Short exercise — Word for word, print each line of the listing below; pictures stay out.

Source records
++++++++++++++++++++

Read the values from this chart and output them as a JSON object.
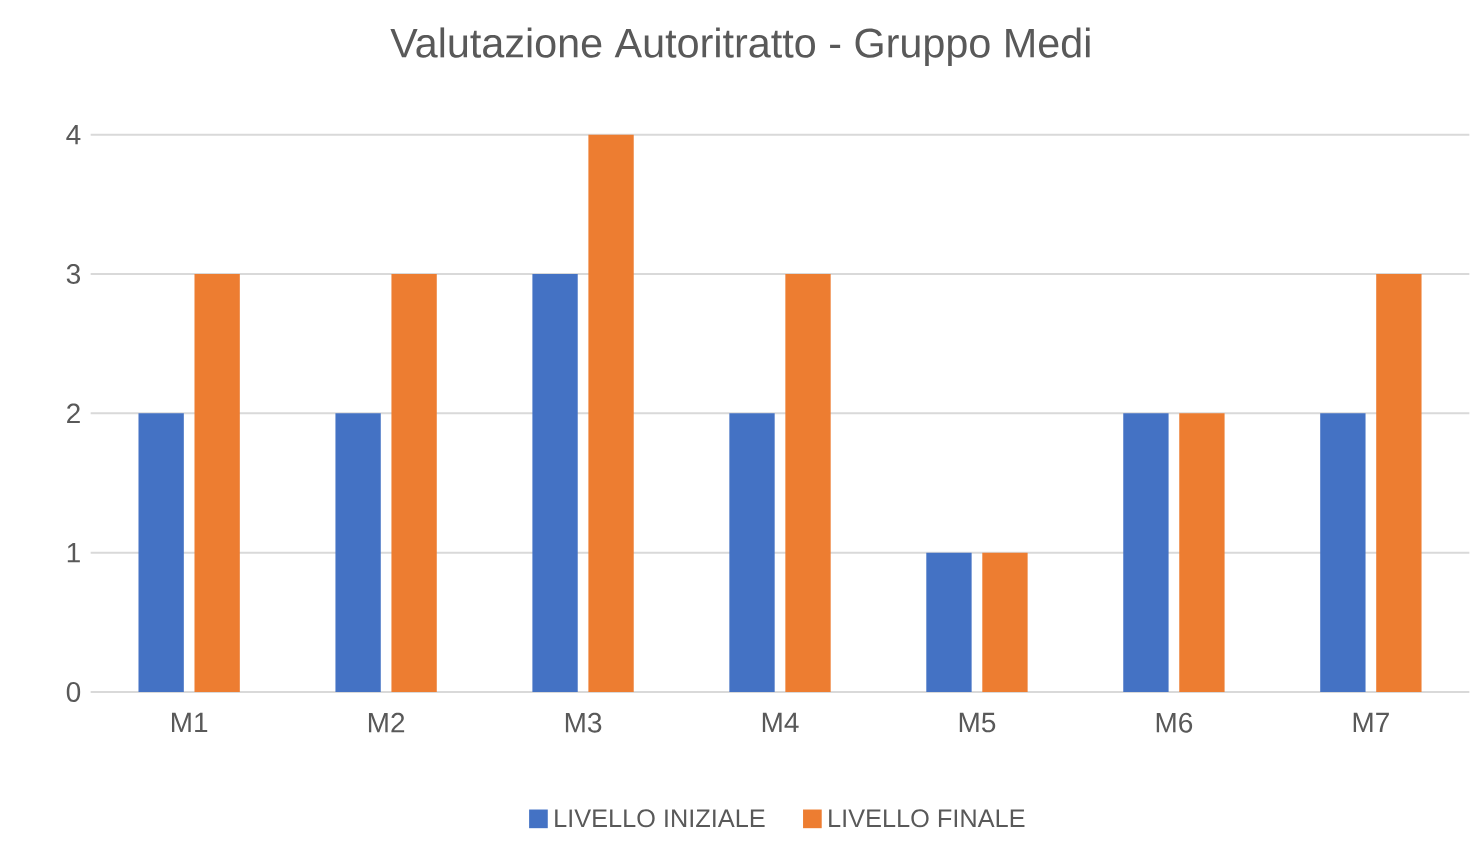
{
  "chart_data": {
    "type": "bar",
    "title": "Valutazione Autoritratto - Gruppo Medi",
    "categories": [
      "M1",
      "M2",
      "M3",
      "M4",
      "M5",
      "M6",
      "M7"
    ],
    "series": [
      {
        "name": "LIVELLO INIZIALE",
        "color": "#4472c4",
        "values": [
          2,
          2,
          3,
          2,
          1,
          2,
          2
        ]
      },
      {
        "name": "LIVELLO FINALE",
        "color": "#ed7d31",
        "values": [
          3,
          3,
          4,
          3,
          1,
          2,
          3
        ]
      }
    ],
    "ylim": [
      0,
      4
    ],
    "yticks": [
      0,
      1,
      2,
      3,
      4
    ],
    "grid": "y",
    "legend": "bottom"
  }
}
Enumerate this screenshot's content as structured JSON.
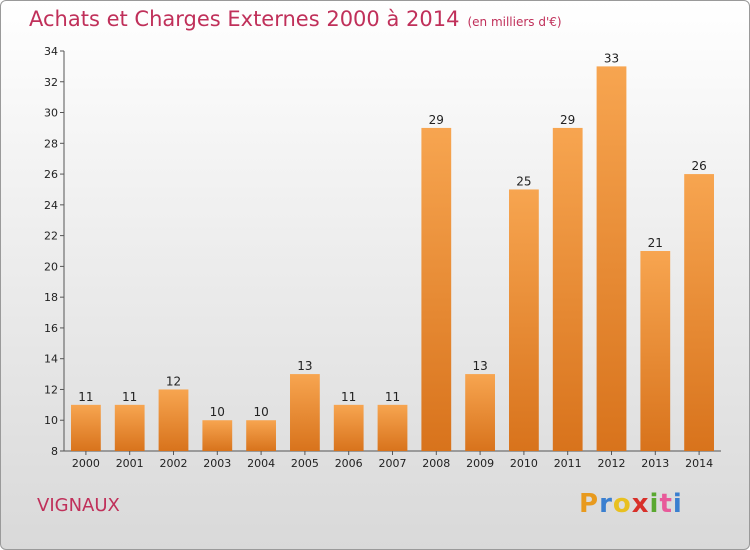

++++++++++++++++++++

Task answer —
Read the values from this chart and output them as a JSON object.
{
  "chart_data": {
    "type": "bar",
    "title": "Valutazione Autoritratto - Gruppo Medi",
    "categories": [
      "M1",
      "M2",
      "M3",
      "M4",
      "M5",
      "M6",
      "M7"
    ],
    "series": [
      {
        "name": "LIVELLO INIZIALE",
        "color": "#4472c4",
        "values": [
          2,
          2,
          3,
          2,
          1,
          2,
          2
        ]
      },
      {
        "name": "LIVELLO FINALE",
        "color": "#ed7d31",
        "values": [
          3,
          3,
          4,
          3,
          1,
          2,
          3
        ]
      }
    ],
    "ylim": [
      0,
      4
    ],
    "yticks": [
      0,
      1,
      2,
      3,
      4
    ],
    "grid": "y",
    "legend": "bottom"
  }
}
Enumerate this screenshot's content as structured JSON.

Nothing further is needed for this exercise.